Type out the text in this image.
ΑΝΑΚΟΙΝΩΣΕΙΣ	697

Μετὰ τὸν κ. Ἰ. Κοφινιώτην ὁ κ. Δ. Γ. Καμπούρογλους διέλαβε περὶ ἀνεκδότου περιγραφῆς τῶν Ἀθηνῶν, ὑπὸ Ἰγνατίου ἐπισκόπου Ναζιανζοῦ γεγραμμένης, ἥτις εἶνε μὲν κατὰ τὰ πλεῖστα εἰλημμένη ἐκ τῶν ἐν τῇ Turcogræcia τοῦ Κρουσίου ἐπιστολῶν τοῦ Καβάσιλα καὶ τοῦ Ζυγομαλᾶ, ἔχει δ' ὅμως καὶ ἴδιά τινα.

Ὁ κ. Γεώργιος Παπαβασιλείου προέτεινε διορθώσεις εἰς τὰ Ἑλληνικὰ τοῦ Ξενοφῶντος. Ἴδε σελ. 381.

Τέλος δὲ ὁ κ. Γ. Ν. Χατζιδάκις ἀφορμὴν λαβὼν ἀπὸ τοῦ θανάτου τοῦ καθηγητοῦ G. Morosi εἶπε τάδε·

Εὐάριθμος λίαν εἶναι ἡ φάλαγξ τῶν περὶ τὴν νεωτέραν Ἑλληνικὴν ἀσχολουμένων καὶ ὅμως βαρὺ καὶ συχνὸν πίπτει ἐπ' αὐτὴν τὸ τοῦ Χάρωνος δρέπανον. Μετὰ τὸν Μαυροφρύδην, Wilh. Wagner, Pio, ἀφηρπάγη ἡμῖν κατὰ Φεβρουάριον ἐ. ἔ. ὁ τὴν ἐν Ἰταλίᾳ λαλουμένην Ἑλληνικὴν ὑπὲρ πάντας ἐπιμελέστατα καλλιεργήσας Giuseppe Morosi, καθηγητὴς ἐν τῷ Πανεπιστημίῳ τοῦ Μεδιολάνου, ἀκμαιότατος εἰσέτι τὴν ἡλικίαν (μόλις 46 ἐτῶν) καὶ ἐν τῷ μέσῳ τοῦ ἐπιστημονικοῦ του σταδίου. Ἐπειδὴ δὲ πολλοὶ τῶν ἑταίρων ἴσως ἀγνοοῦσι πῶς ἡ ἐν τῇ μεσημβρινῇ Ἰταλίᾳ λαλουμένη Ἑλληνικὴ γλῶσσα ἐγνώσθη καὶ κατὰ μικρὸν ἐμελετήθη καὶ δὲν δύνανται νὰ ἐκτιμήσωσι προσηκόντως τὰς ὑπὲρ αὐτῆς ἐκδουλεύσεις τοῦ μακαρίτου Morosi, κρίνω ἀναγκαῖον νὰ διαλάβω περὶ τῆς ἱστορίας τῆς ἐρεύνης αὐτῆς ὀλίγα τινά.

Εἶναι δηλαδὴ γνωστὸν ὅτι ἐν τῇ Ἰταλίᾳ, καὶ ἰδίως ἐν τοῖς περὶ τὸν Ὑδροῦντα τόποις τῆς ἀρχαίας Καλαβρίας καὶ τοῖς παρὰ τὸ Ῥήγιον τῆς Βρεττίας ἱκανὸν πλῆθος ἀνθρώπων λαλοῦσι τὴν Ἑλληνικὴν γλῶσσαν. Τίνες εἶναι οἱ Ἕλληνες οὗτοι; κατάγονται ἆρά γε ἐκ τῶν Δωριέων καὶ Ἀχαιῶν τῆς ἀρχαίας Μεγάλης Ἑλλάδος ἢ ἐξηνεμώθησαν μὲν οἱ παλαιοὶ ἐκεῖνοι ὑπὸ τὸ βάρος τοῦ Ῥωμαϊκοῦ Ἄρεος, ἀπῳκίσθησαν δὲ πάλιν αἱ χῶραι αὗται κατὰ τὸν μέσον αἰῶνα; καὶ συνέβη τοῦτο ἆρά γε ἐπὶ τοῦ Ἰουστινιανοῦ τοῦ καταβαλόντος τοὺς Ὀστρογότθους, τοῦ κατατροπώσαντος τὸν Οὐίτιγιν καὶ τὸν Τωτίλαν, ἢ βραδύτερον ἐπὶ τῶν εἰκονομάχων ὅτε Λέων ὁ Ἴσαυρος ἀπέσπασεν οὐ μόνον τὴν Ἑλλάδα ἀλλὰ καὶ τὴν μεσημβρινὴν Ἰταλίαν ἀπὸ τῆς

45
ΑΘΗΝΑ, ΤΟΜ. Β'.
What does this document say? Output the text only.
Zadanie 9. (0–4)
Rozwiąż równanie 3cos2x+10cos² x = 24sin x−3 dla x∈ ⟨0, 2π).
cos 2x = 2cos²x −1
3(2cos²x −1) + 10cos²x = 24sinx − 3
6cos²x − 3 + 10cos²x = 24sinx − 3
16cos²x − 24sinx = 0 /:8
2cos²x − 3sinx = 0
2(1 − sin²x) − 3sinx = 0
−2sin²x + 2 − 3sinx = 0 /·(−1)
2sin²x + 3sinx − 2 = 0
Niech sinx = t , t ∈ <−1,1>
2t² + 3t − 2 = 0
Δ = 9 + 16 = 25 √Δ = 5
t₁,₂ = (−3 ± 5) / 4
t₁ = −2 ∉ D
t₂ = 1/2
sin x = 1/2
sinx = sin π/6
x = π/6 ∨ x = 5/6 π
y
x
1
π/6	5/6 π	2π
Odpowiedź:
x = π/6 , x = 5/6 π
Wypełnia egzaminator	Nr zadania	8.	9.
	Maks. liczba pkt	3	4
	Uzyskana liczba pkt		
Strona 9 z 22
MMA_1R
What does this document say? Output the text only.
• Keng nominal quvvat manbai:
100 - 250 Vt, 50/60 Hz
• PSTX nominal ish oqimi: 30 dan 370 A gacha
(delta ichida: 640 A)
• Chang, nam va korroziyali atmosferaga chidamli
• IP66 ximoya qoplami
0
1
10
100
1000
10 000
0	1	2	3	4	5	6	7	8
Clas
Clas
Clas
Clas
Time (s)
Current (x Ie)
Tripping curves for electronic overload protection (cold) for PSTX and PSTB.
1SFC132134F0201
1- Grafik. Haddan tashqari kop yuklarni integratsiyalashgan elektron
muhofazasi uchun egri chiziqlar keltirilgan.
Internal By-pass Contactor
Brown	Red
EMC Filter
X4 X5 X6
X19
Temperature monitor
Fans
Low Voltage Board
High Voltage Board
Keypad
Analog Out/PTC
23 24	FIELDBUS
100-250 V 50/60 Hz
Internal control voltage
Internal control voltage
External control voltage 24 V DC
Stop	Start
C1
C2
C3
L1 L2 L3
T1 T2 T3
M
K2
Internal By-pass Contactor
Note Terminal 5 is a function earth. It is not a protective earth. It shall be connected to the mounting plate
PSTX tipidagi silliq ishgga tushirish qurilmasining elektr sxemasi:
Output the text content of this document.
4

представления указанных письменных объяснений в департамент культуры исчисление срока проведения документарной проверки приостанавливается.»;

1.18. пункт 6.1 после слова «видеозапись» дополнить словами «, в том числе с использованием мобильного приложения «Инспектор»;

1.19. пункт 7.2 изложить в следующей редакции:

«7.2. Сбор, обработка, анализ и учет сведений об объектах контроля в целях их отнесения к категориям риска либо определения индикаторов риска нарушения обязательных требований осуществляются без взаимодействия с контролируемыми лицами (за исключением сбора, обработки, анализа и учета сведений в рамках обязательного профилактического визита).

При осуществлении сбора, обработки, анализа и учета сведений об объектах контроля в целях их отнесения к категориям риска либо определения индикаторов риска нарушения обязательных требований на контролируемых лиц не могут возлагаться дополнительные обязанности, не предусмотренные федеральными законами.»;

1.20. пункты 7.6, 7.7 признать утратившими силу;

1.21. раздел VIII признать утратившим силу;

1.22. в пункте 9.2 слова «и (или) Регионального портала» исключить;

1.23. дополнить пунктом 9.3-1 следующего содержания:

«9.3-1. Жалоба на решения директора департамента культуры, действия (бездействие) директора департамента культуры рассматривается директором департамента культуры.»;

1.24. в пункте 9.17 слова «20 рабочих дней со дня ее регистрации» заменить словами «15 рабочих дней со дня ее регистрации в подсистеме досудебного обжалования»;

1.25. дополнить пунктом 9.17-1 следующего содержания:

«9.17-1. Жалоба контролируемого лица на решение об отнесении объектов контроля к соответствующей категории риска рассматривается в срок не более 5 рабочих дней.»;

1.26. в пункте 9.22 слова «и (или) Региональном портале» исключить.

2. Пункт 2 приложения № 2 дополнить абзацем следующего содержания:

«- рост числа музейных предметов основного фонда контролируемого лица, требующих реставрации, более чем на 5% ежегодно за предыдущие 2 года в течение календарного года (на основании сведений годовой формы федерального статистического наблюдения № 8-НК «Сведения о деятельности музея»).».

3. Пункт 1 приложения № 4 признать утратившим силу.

● ● ● ● ● ● ●

▶ **Exercise**: Identify each line holding the string "рассматривается", and copy it out.

▶ **Response for this exercise**:
«9.3-1. Жалоба на решения директора департамента культуры, действия (бездействие) директора департамента культуры рассматривается директором департамента культуры.»;
«9.17-1. Жалоба контролируемого лица на решение об отнесении объектов контроля к соответствующей категории риска рассматривается в срок не более 5 рабочих дней.»;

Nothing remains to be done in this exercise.